## begin

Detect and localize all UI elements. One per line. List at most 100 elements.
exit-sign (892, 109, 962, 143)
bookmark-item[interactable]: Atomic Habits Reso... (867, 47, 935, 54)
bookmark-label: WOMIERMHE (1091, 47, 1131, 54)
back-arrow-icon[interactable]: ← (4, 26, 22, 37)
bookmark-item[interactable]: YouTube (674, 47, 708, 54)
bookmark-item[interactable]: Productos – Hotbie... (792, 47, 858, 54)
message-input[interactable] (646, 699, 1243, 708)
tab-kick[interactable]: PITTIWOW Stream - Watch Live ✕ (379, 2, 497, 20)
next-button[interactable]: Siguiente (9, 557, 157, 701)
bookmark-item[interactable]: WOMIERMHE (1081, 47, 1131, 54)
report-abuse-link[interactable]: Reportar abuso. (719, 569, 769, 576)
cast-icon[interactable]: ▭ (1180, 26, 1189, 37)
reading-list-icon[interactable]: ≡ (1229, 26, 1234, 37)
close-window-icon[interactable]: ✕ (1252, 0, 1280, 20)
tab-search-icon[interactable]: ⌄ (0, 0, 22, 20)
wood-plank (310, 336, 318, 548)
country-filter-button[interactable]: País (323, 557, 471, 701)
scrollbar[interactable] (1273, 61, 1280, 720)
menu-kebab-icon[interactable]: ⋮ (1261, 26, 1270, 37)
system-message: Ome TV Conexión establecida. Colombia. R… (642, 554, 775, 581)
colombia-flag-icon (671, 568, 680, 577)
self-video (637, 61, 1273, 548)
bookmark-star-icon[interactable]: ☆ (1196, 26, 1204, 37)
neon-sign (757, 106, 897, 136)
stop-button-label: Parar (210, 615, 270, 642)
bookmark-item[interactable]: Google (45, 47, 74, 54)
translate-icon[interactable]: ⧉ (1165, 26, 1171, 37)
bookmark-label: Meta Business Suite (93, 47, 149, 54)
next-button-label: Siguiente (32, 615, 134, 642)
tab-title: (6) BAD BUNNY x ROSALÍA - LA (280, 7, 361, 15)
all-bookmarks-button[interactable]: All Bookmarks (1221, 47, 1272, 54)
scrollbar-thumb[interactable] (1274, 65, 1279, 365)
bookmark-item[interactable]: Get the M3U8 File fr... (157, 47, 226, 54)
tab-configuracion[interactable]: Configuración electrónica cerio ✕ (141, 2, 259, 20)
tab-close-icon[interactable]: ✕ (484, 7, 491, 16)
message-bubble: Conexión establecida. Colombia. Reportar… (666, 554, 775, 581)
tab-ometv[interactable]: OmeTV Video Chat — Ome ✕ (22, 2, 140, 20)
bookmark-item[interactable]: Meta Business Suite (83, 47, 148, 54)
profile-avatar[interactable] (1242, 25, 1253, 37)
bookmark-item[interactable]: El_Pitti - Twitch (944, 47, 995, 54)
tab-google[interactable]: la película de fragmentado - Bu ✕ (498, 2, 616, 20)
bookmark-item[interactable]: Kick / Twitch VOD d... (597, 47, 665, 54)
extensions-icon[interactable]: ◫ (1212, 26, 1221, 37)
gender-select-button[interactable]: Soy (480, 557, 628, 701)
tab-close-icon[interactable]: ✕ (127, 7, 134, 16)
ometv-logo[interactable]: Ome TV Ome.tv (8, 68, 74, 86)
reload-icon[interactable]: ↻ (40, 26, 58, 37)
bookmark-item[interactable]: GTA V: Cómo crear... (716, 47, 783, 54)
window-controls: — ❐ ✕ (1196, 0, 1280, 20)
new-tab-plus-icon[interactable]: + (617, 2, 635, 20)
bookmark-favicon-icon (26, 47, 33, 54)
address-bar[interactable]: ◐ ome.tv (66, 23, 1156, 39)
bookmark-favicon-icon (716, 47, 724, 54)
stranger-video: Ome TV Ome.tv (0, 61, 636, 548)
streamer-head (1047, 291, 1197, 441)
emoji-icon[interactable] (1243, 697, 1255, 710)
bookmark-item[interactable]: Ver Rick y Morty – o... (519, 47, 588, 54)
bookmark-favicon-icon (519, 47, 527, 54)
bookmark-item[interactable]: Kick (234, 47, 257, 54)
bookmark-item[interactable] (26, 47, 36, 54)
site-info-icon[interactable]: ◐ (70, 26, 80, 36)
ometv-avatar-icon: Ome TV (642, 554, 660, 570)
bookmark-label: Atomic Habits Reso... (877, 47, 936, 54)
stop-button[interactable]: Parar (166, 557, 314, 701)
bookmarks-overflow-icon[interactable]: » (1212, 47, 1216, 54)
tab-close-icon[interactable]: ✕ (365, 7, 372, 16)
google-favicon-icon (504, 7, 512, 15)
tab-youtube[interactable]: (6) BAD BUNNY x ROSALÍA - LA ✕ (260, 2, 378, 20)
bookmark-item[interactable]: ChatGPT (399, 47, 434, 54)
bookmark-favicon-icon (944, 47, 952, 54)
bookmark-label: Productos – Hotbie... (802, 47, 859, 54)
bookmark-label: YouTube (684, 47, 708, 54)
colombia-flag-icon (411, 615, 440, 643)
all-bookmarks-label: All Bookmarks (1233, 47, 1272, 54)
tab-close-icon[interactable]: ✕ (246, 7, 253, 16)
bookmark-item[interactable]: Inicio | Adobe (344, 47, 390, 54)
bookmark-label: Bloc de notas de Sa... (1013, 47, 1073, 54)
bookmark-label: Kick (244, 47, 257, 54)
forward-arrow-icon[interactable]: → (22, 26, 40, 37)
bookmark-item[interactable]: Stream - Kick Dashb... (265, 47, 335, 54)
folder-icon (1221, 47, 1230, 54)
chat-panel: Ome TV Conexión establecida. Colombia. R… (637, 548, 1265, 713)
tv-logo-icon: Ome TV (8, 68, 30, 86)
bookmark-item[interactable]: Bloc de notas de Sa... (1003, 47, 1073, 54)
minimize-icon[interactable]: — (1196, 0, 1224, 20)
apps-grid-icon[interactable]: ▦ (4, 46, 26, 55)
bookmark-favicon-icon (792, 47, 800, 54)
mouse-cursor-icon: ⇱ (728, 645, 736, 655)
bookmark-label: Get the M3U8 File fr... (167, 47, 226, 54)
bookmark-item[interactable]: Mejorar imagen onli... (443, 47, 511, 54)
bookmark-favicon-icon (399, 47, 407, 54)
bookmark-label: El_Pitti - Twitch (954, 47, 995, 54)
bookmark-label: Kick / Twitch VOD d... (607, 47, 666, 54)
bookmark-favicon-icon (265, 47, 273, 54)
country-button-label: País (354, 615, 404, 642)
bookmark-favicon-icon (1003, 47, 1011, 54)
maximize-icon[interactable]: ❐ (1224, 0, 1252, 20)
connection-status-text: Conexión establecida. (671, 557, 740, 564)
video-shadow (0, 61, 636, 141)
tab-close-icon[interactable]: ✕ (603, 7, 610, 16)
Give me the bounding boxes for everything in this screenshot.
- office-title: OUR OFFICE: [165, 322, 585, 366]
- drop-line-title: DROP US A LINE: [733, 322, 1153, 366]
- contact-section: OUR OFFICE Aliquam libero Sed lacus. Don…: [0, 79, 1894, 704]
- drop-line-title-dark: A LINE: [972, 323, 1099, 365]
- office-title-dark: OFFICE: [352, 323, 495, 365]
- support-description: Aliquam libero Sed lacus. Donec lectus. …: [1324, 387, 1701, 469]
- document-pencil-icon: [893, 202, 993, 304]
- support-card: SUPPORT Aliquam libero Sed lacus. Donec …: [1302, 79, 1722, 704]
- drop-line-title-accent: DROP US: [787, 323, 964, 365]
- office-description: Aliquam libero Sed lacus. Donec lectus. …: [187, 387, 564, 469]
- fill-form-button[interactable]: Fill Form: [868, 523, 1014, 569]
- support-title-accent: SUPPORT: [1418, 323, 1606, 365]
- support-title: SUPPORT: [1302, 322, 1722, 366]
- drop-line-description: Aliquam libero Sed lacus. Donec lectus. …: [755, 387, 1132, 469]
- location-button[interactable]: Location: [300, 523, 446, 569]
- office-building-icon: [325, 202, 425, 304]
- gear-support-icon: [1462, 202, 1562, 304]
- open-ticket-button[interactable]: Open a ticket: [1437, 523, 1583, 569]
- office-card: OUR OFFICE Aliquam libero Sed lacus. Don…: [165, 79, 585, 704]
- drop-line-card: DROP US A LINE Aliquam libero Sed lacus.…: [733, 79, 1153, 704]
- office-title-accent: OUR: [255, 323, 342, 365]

## end

> _WHAT NEEDS TO BE DONE_: Copy the records from the start down through the line containing "profile-avatar[interactable] (1242, 25, 1253, 37)", swapping "Siguiente" for "Next" and leaving everything else unchanged.

> _EXERCISE RESULT_:
Detect and localize all UI elements. One per line. List at most 100 elements.
exit-sign (892, 109, 962, 143)
bookmark-item[interactable]: Atomic Habits Reso... (867, 47, 935, 54)
bookmark-label: WOMIERMHE (1091, 47, 1131, 54)
back-arrow-icon[interactable]: ← (4, 26, 22, 37)
bookmark-item[interactable]: YouTube (674, 47, 708, 54)
bookmark-item[interactable]: Productos – Hotbie... (792, 47, 858, 54)
message-input[interactable] (646, 699, 1243, 708)
tab-kick[interactable]: PITTIWOW Stream - Watch Live ✕ (379, 2, 497, 20)
next-button[interactable]: Next (9, 557, 157, 701)
bookmark-item[interactable]: WOMIERMHE (1081, 47, 1131, 54)
report-abuse-link[interactable]: Reportar abuso. (719, 569, 769, 576)
cast-icon[interactable]: ▭ (1180, 26, 1189, 37)
reading-list-icon[interactable]: ≡ (1229, 26, 1234, 37)
close-window-icon[interactable]: ✕ (1252, 0, 1280, 20)
tab-search-icon[interactable]: ⌄ (0, 0, 22, 20)
wood-plank (310, 336, 318, 548)
country-filter-button[interactable]: País (323, 557, 471, 701)
scrollbar[interactable] (1273, 61, 1280, 720)
menu-kebab-icon[interactable]: ⋮ (1261, 26, 1270, 37)
system-message: Ome TV Conexión establecida. Colombia. R… (642, 554, 775, 581)
colombia-flag-icon (671, 568, 680, 577)
self-video (637, 61, 1273, 548)
bookmark-star-icon[interactable]: ☆ (1196, 26, 1204, 37)
neon-sign (757, 106, 897, 136)
stop-button-label: Parar (210, 615, 270, 642)
bookmark-item[interactable]: Google (45, 47, 74, 54)
translate-icon[interactable]: ⧉ (1165, 26, 1171, 37)
bookmark-label: Meta Business Suite (93, 47, 149, 54)
next-button-label: Next (32, 615, 134, 642)
tab-title: (6) BAD BUNNY x ROSALÍA - LA (280, 7, 361, 15)
all-bookmarks-button[interactable]: All Bookmarks (1221, 47, 1272, 54)
scrollbar-thumb[interactable] (1274, 65, 1279, 365)
bookmark-item[interactable]: Get the M3U8 File fr... (157, 47, 226, 54)
tab-configuracion[interactable]: Configuración electrónica cerio ✕ (141, 2, 259, 20)
tab-close-icon[interactable]: ✕ (484, 7, 491, 16)
message-bubble: Conexión establecida. Colombia. Reportar… (666, 554, 775, 581)
tab-ometv[interactable]: OmeTV Video Chat — Ome ✕ (22, 2, 140, 20)
bookmark-item[interactable]: Meta Business Suite (83, 47, 148, 54)
profile-avatar[interactable] (1242, 25, 1253, 37)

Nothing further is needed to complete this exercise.